**Task description**
When you return the material, keep every line exactly as it is and omit the pictures.

**Information shown**
════════
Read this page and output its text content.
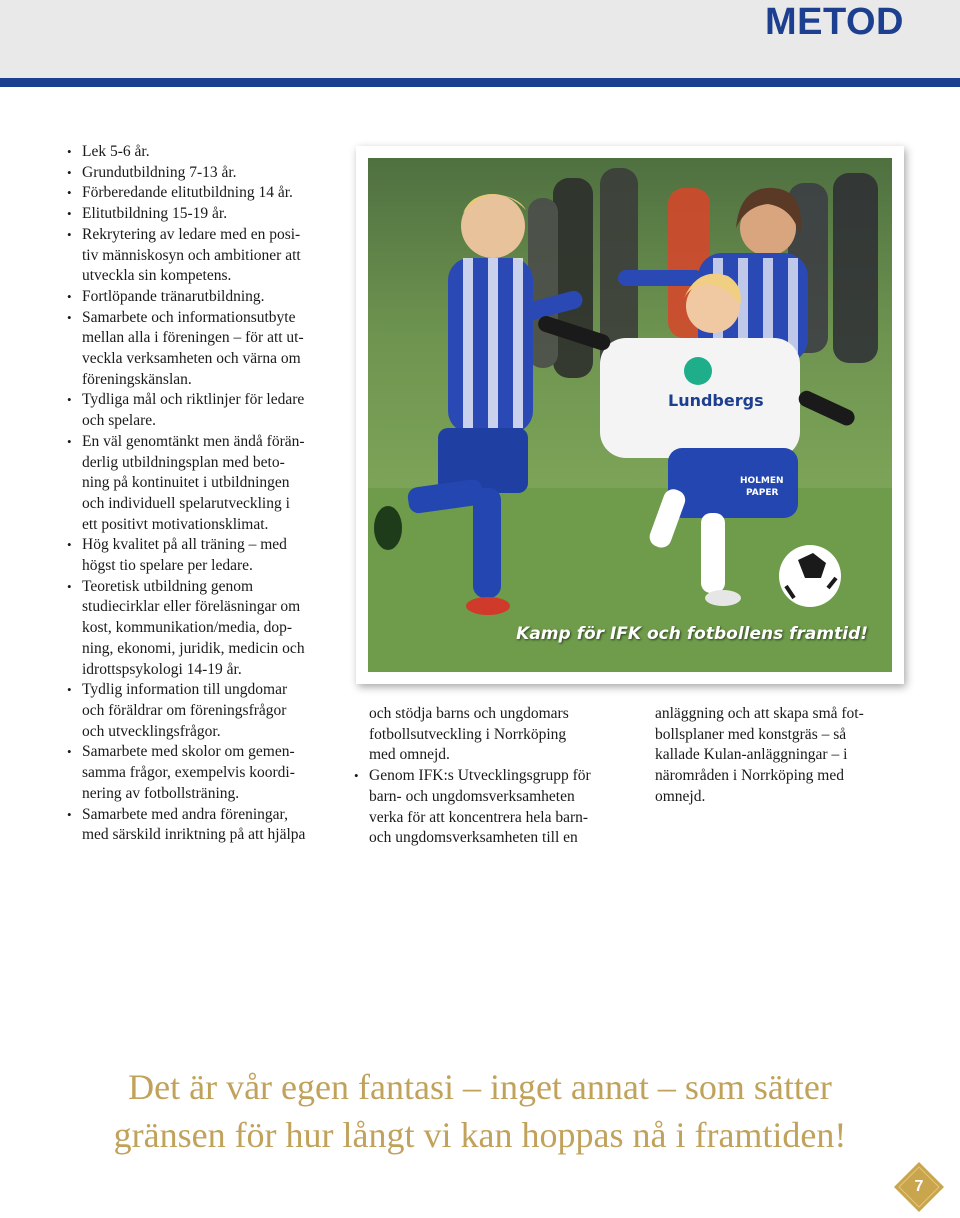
METOD
• Lek 5-6 år.
• Grundutbildning 7-13 år.
• Förberedande elitutbildning 14 år.
• Elitutbildning 15-19 år.
• Rekrytering av ledare med en posi-
tiv människosyn och ambitioner att
utveckla sin kompetens.
• Fortlöpande tränarutbildning.
• Samarbete och informationsutbyte
mellan alla i föreningen – för att ut-
veckla verksamheten och värna om
föreningskänslan.
• Tydliga mål och riktlinjer för ledare
och spelare.
• En väl genomtänkt men ändå förän-
derlig utbildningsplan med beto-
ning på kontinuitet i utbildningen
och individuell spelarutveckling i
ett positivt motivationsklimat.
• Hög kvalitet på all träning – med
högst tio spelare per ledare.
• Teoretisk utbildning genom
studiecirklar eller föreläsningar om
kost, kommunikation/media, dop-
ning, ekonomi, juridik, medicin och
idrottspsykologi 14-19 år.
• Tydlig information till ungdomar
och föräldrar om föreningsfrågor
och utvecklingsfrågor.
• Samarbete med skolor om gemen-
samma frågor, exempelvis koordi-
nering av fotbollsträning.
• Samarbete med andra föreningar,
med särskild inriktning på att hjälpa
Lundbergs
HOLMEN
PAPER
Kamp för IFK och fotbollens framtid!
och stödja barns och ungdomars
fotbollsutveckling i Norrköping
med omnejd.
• Genom IFK:s Utvecklingsgrupp för
barn- och ungdomsverksamheten
verka för att koncentrera hela barn-
och ungdomsverksamheten till en
anläggning och att skapa små fot-
bollsplaner med konstgräs – så
kallade Kulan-anläggningar – i
närområden i Norrköping med
omnejd.
Det är vår egen fantasi – inget annat – som sätter
gränsen för hur långt vi kan hoppas nå i framtiden!
7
════════
**Response to this task**
Read this page and output its text content.
METOD
• Lek 5-6 år.
• Grundutbildning 7-13 år.
• Förberedande elitutbildning 14 år.
• Elitutbildning 15-19 år.
• Rekrytering av ledare med en posi-
tiv människosyn och ambitioner att
utveckla sin kompetens.
• Fortlöpande tränarutbildning.
• Samarbete och informationsutbyte
mellan alla i föreningen – för att ut-
veckla verksamheten och värna om
föreningskänslan.
• Tydliga mål och riktlinjer för ledare
och spelare.
• En väl genomtänkt men ändå förän-
derlig utbildningsplan med beto-
ning på kontinuitet i utbildningen
och individuell spelarutveckling i
ett positivt motivationsklimat.
• Hög kvalitet på all träning – med
högst tio spelare per ledare.
• Teoretisk utbildning genom
studiecirklar eller föreläsningar om
kost, kommunikation/media, dop-
ning, ekonomi, juridik, medicin och
idrottspsykologi 14-19 år.
• Tydlig information till ungdomar
och föräldrar om föreningsfrågor
och utvecklingsfrågor.
• Samarbete med skolor om gemen-
samma frågor, exempelvis koordi-
nering av fotbollsträning.
• Samarbete med andra föreningar,
med särskild inriktning på att hjälpa
Lundbergs
HOLMEN
PAPER
Kamp för IFK och fotbollens framtid!
och stödja barns och ungdomars
fotbollsutveckling i Norrköping
med omnejd.
• Genom IFK:s Utvecklingsgrupp för
barn- och ungdomsverksamheten
verka för att koncentrera hela barn-
och ungdomsverksamheten till en
anläggning och att skapa små fot-
bollsplaner med konstgräs – så
kallade Kulan-anläggningar – i
närområden i Norrköping med
omnejd.
Det är vår egen fantasi – inget annat – som sätter
gränsen för hur långt vi kan hoppas nå i framtiden!
7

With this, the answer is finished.